Exclude the pictures and retype the entries as written.

━━━━━ AVAILABLE DATA ━━━━━

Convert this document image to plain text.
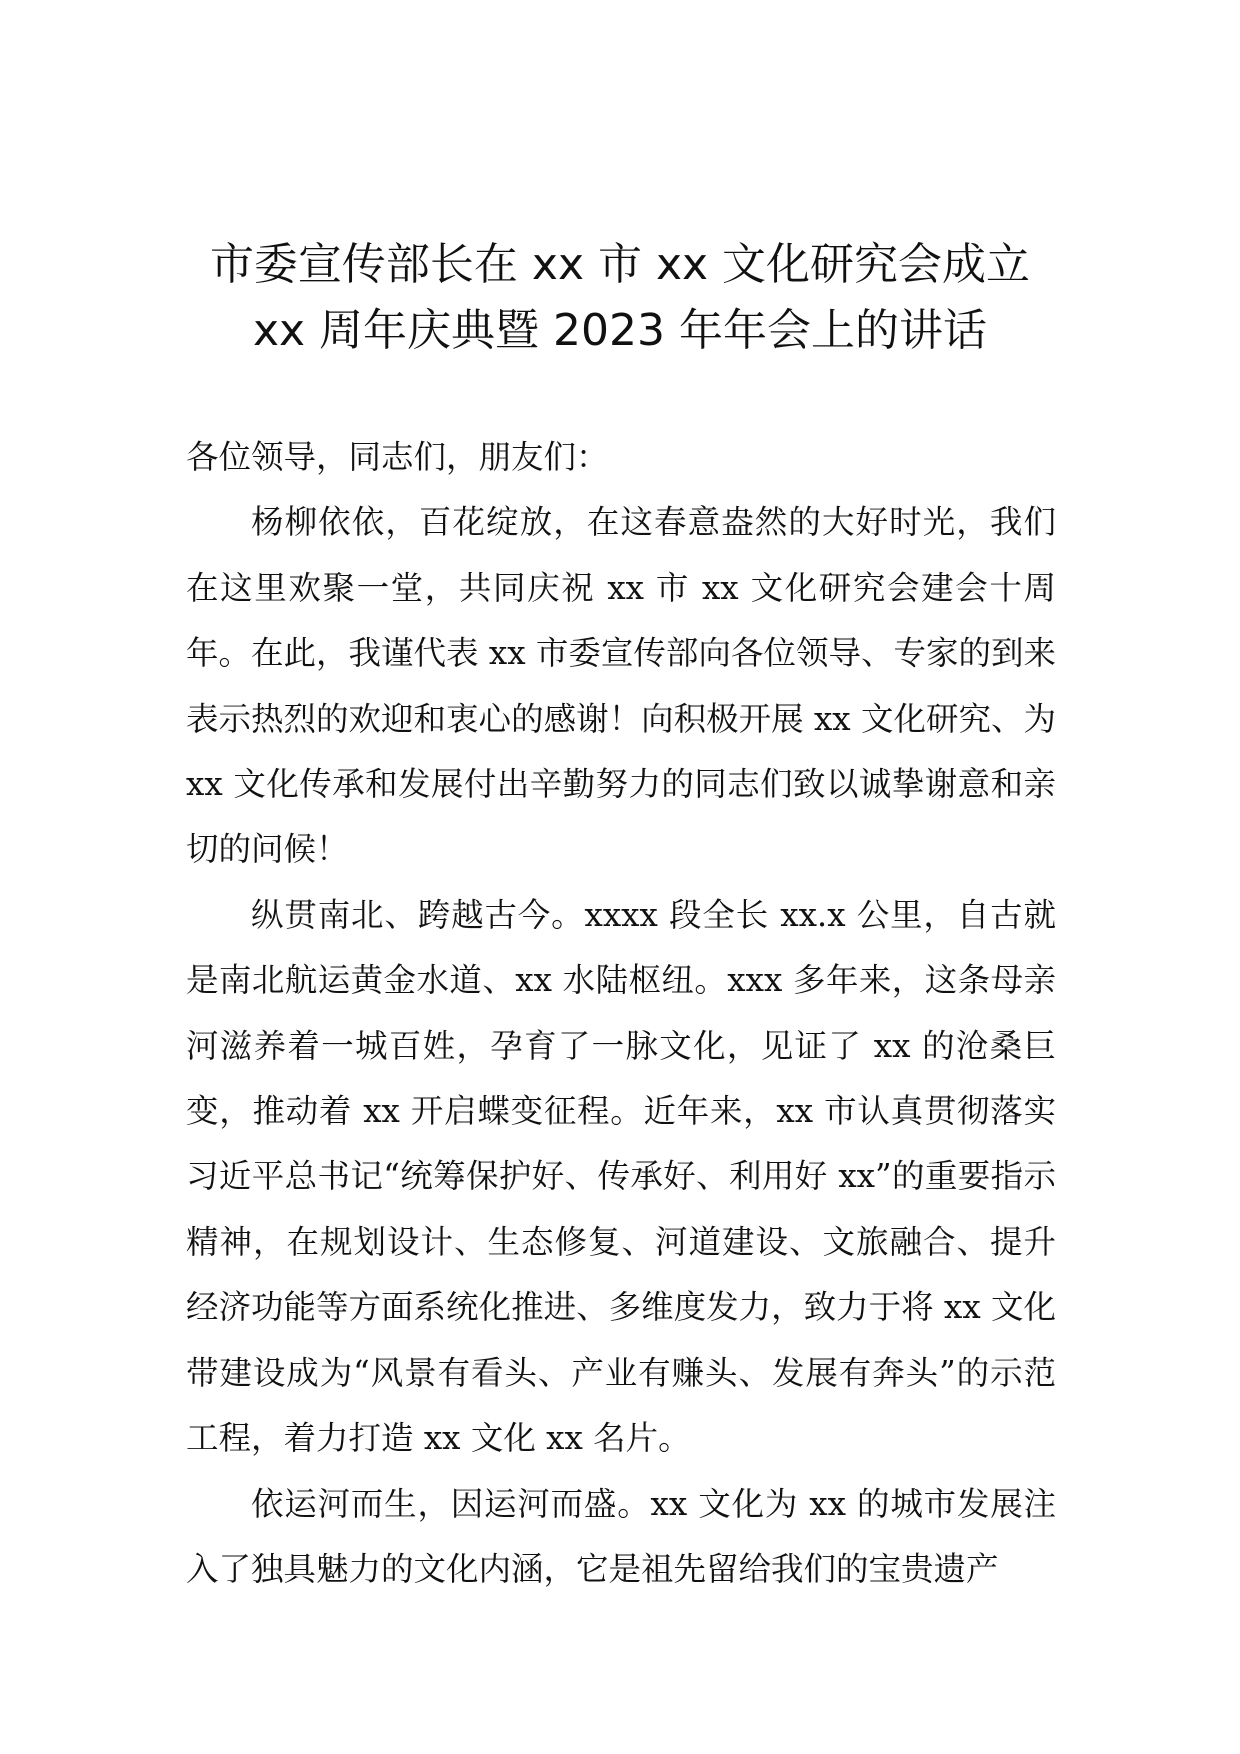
市委宣传部长在 xx 市 xx 文化研究会成立
xx 周年庆典暨 2023 年年会上的讲话

各位领导，同志们，朋友们：

杨柳依依，百花绽放，在这春意盎然的大好时光，我们在这里欢聚一堂，共同庆祝 xx 市 xx 文化研究会建会十周年。在此，我谨代表 xx 市委宣传部向各位领导、专家的到来表示热烈的欢迎和衷心的感谢！向积极开展 xx 文化研究、为 xx 文化传承和发展付出辛勤努力的同志们致以诚挚谢意和亲切的问候！

纵贯南北、跨越古今。xxxx 段全长 xx.x 公里，自古就是南北航运黄金水道、xx 水陆枢纽。xxx 多年来，这条母亲河滋养着一城百姓，孕育了一脉文化，见证了 xx 的沧桑巨变，推动着 xx 开启蝶变征程。近年来，xx 市认真贯彻落实习近平总书记“统筹保护好、传承好、利用好 xx”的重要指示精神，在规划设计、生态修复、河道建设、文旅融合、提升经济功能等方面系统化推进、多维度发力，致力于将 xx 文化带建设成为“风景有看头、产业有赚头、发展有奔头”的示范工程，着力打造 xx 文化 xx 名片。

依运河而生，因运河而盛。xx 文化为 xx 的城市发展注入了独具魅力的文化内涵，它是祖先留给我们的宝贵遗产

━━━━━

• **WRITTEN SOLUTION**:
Convert this document image to plain text.
市委宣传部长在 xx 市 xx 文化研究会成立
xx 周年庆典暨 2023 年年会上的讲话

各位领导，同志们，朋友们：

杨柳依依，百花绽放，在这春意盎然的大好时光，我们在这里欢聚一堂，共同庆祝 xx 市 xx 文化研究会建会十周年。在此，我谨代表 xx 市委宣传部向各位领导、专家的到来表示热烈的欢迎和衷心的感谢！向积极开展 xx 文化研究、为 xx 文化传承和发展付出辛勤努力的同志们致以诚挚谢意和亲切的问候！

纵贯南北、跨越古今。xxxx 段全长 xx.x 公里，自古就是南北航运黄金水道、xx 水陆枢纽。xxx 多年来，这条母亲河滋养着一城百姓，孕育了一脉文化，见证了 xx 的沧桑巨变，推动着 xx 开启蝶变征程。近年来，xx 市认真贯彻落实习近平总书记“统筹保护好、传承好、利用好 xx”的重要指示精神，在规划设计、生态修复、河道建设、文旅融合、提升经济功能等方面系统化推进、多维度发力，致力于将 xx 文化带建设成为“风景有看头、产业有赚头、发展有奔头”的示范工程，着力打造 xx 文化 xx 名片。

依运河而生，因运河而盛。xx 文化为 xx 的城市发展注入了独具魅力的文化内涵，它是祖先留给我们的宝贵遗产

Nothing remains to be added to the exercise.